* Begin *

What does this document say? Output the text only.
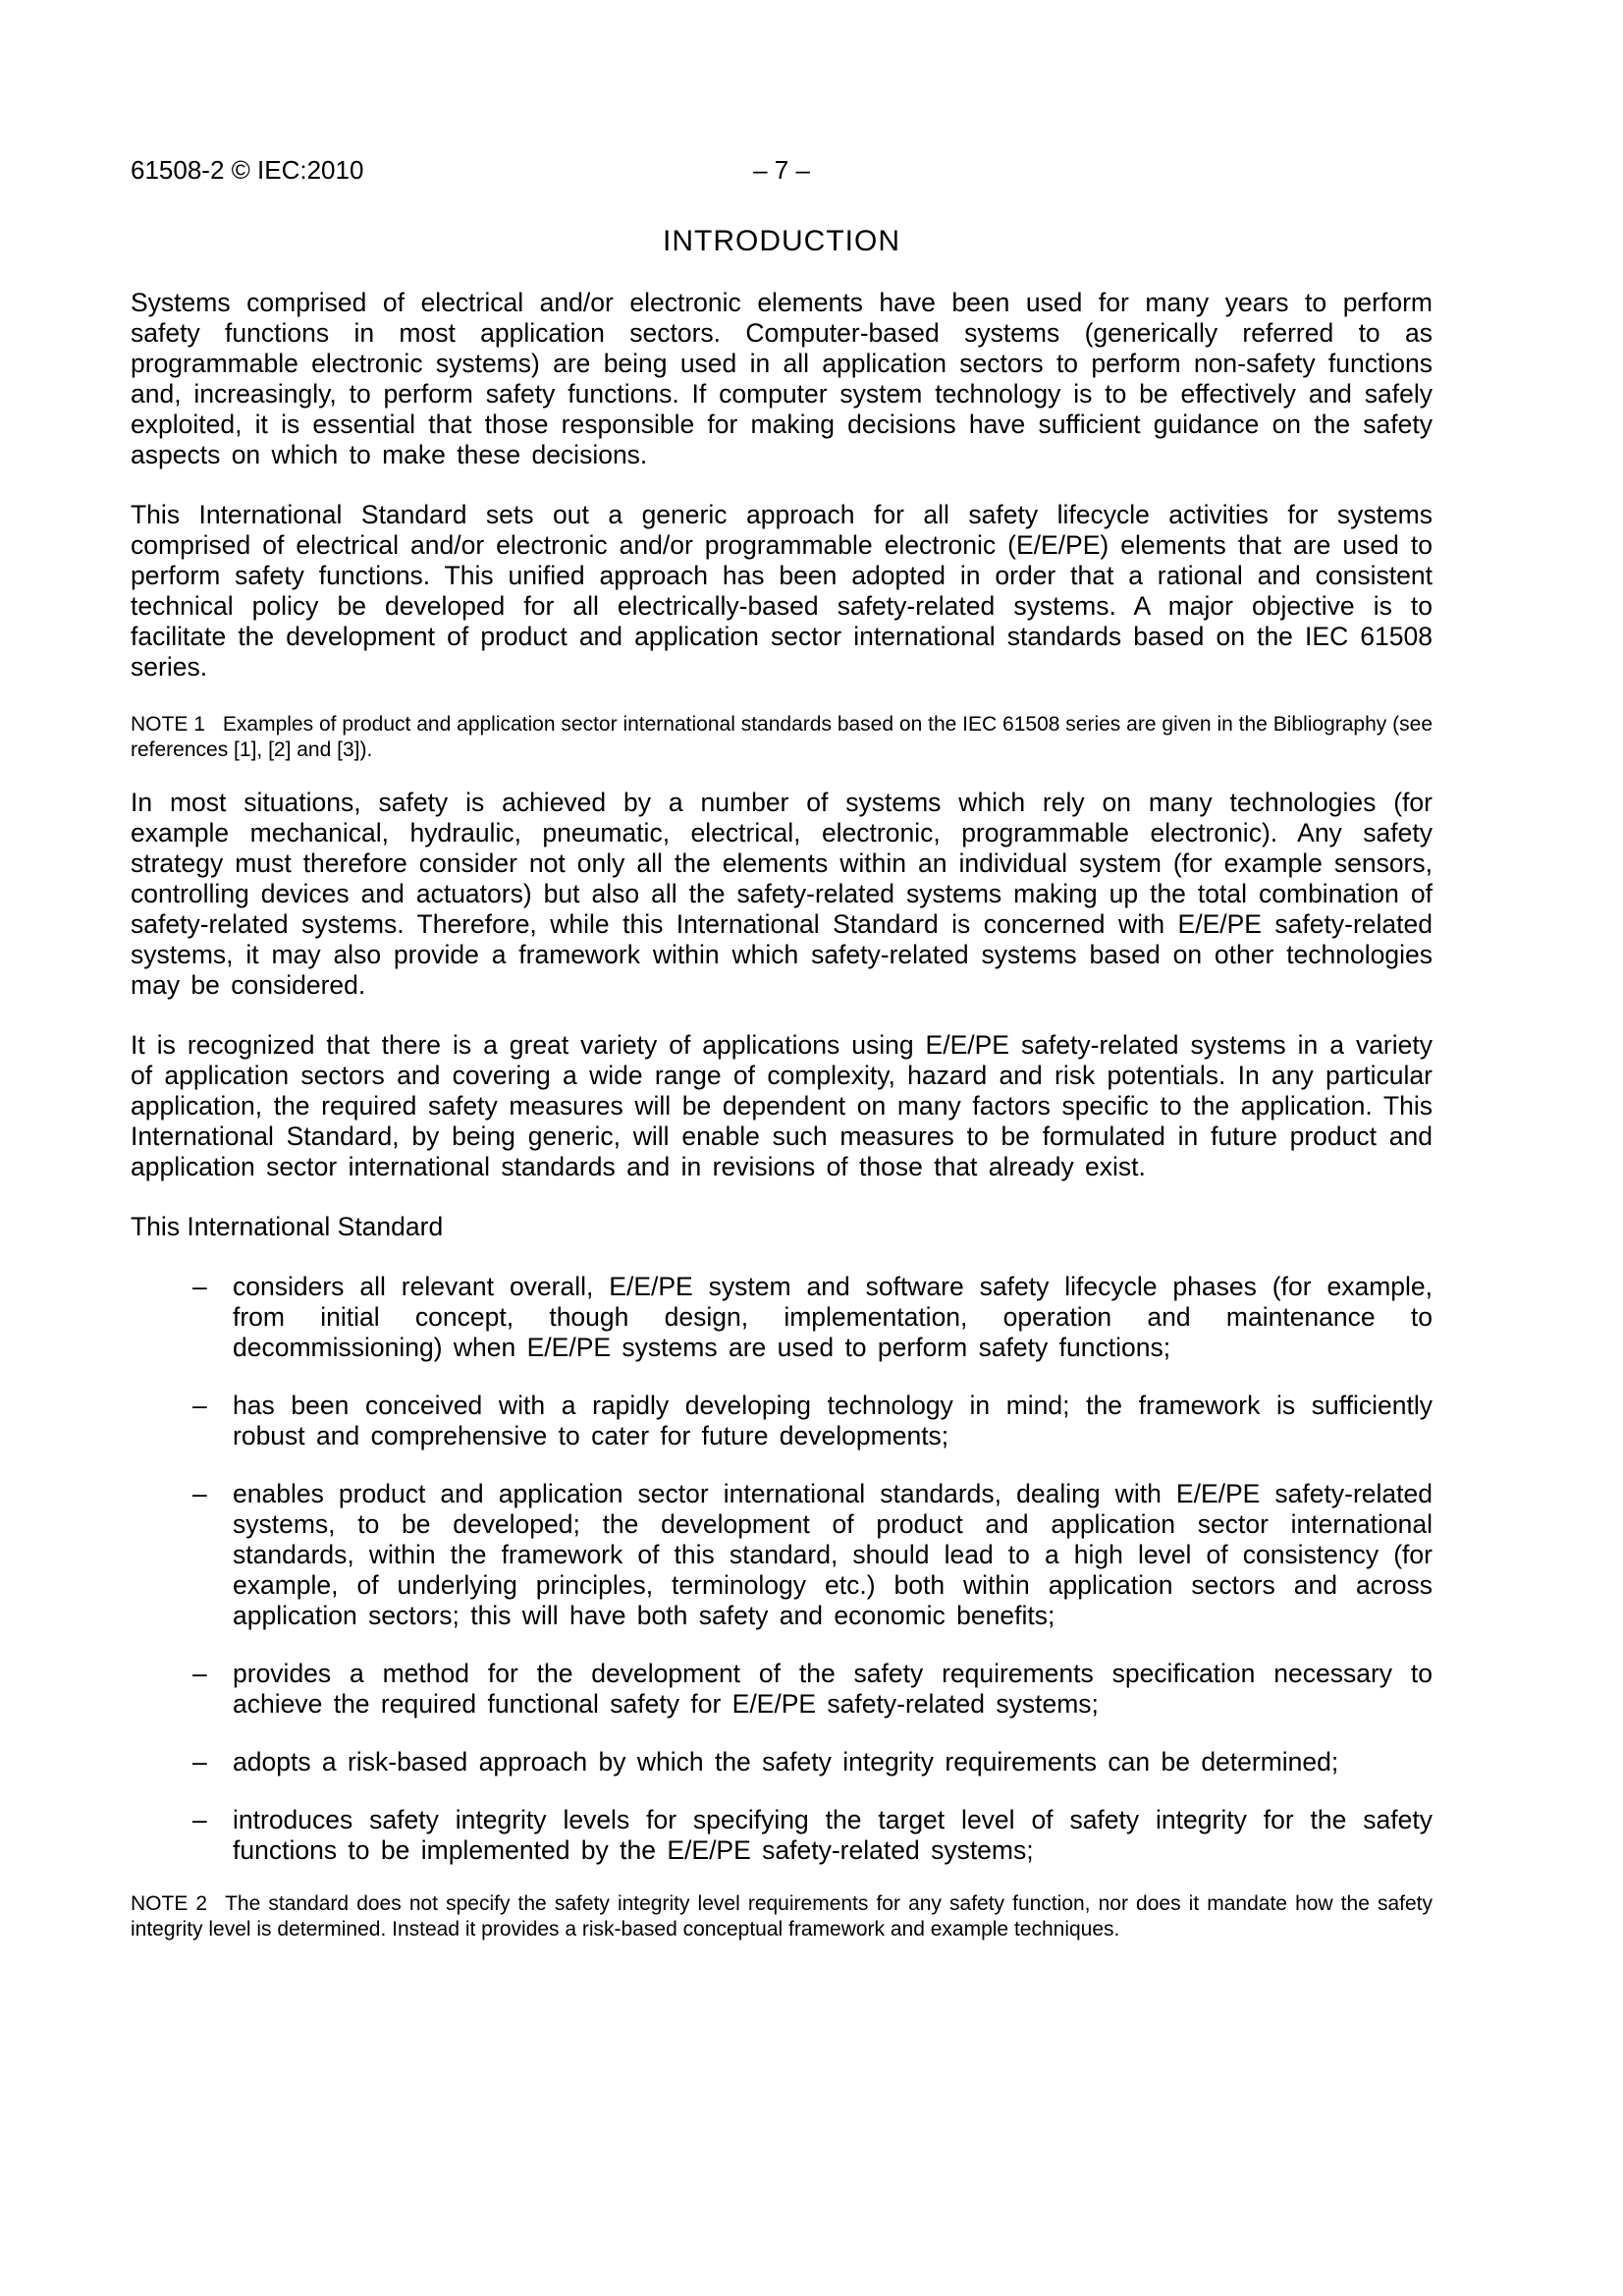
61508-2 © IEC:2010	– 7 –
INTRODUCTION

Systems comprised of electrical and/or electronic elements have been used for many years to perform safety functions in most application sectors. Computer-based systems (generically referred to as programmable electronic systems) are being used in all application sectors to perform non-safety functions and, increasingly, to perform safety functions. If computer system technology is to be effectively and safely exploited, it is essential that those responsible for making decisions have sufficient guidance on the safety aspects on which to make these decisions.

This International Standard sets out a generic approach for all safety lifecycle activities for systems comprised of electrical and/or electronic and/or programmable electronic (E/E/PE) elements that are used to perform safety functions. This unified approach has been adopted in order that a rational and consistent technical policy be developed for all electrically-based safety-related systems. A major objective is to facilitate the development of product and application sector international standards based on the IEC 61508 series.

NOTE 1 Examples of product and application sector international standards based on the IEC 61508 series are given in the Bibliography (see references [1], [2] and [3]).

In most situations, safety is achieved by a number of systems which rely on many technologies (for example mechanical, hydraulic, pneumatic, electrical, electronic, programmable electronic). Any safety strategy must therefore consider not only all the elements within an individual system (for example sensors, controlling devices and actuators) but also all the safety-related systems making up the total combination of safety-related systems. Therefore, while this International Standard is concerned with E/E/PE safety-related systems, it may also provide a framework within which safety-related systems based on other technologies may be considered.

It is recognized that there is a great variety of applications using E/E/PE safety-related systems in a variety of application sectors and covering a wide range of complexity, hazard and risk potentials. In any particular application, the required safety measures will be dependent on many factors specific to the application. This International Standard, by being generic, will enable such measures to be formulated in future product and application sector international standards and in revisions of those that already exist.

This International Standard

– considers all relevant overall, E/E/PE system and software safety lifecycle phases (for example, from initial concept, though design, implementation, operation and maintenance to decommissioning) when E/E/PE systems are used to perform safety functions;
– has been conceived with a rapidly developing technology in mind; the framework is sufficiently robust and comprehensive to cater for future developments;
– enables product and application sector international standards, dealing with E/E/PE safety-related systems, to be developed; the development of product and application sector international standards, within the framework of this standard, should lead to a high level of consistency (for example, of underlying principles, terminology etc.) both within application sectors and across application sectors; this will have both safety and economic benefits;
– provides a method for the development of the safety requirements specification necessary to achieve the required functional safety for E/E/PE safety-related systems;
– adopts a risk-based approach by which the safety integrity requirements can be determined;
– introduces safety integrity levels for specifying the target level of safety integrity for the safety functions to be implemented by the E/E/PE safety-related systems;
NOTE 2 The standard does not specify the safety integrity level requirements for any safety function, nor does it mandate how the safety integrity level is determined. Instead it provides a risk-based conceptual framework and example techniques.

* End *

● **DIRECTIONS**
Each entry must be retyped word for word, with every image omitted.

● **TASK ANSWER**
What does this document say? Output the text only.
61508-2 © IEC:2010	– 7 –
INTRODUCTION

Systems comprised of electrical and/or electronic elements have been used for many years to perform safety functions in most application sectors. Computer-based systems (generically referred to as programmable electronic systems) are being used in all application sectors to perform non-safety functions and, increasingly, to perform safety functions. If computer system technology is to be effectively and safely exploited, it is essential that those responsible for making decisions have sufficient guidance on the safety aspects on which to make these decisions.

This International Standard sets out a generic approach for all safety lifecycle activities for systems comprised of electrical and/or electronic and/or programmable electronic (E/E/PE) elements that are used to perform safety functions. This unified approach has been adopted in order that a rational and consistent technical policy be developed for all electrically-based safety-related systems. A major objective is to facilitate the development of product and application sector international standards based on the IEC 61508 series.

NOTE 1 Examples of product and application sector international standards based on the IEC 61508 series are given in the Bibliography (see references [1], [2] and [3]).

In most situations, safety is achieved by a number of systems which rely on many technologies (for example mechanical, hydraulic, pneumatic, electrical, electronic, programmable electronic). Any safety strategy must therefore consider not only all the elements within an individual system (for example sensors, controlling devices and actuators) but also all the safety-related systems making up the total combination of safety-related systems. Therefore, while this International Standard is concerned with E/E/PE safety-related systems, it may also provide a framework within which safety-related systems based on other technologies may be considered.

It is recognized that there is a great variety of applications using E/E/PE safety-related systems in a variety of application sectors and covering a wide range of complexity, hazard and risk potentials. In any particular application, the required safety measures will be dependent on many factors specific to the application. This International Standard, by being generic, will enable such measures to be formulated in future product and application sector international standards and in revisions of those that already exist.

This International Standard

– considers all relevant overall, E/E/PE system and software safety lifecycle phases (for example, from initial concept, though design, implementation, operation and maintenance to decommissioning) when E/E/PE systems are used to perform safety functions;
– has been conceived with a rapidly developing technology in mind; the framework is sufficiently robust and comprehensive to cater for future developments;
– enables product and application sector international standards, dealing with E/E/PE safety-related systems, to be developed; the development of product and application sector international standards, within the framework of this standard, should lead to a high level of consistency (for example, of underlying principles, terminology etc.) both within application sectors and across application sectors; this will have both safety and economic benefits;
– provides a method for the development of the safety requirements specification necessary to achieve the required functional safety for E/E/PE safety-related systems;
– adopts a risk-based approach by which the safety integrity requirements can be determined;
– introduces safety integrity levels for specifying the target level of safety integrity for the safety functions to be implemented by the E/E/PE safety-related systems;
NOTE 2 The standard does not specify the safety integrity level requirements for any safety function, nor does it mandate how the safety integrity level is determined. Instead it provides a risk-based conceptual framework and example techniques.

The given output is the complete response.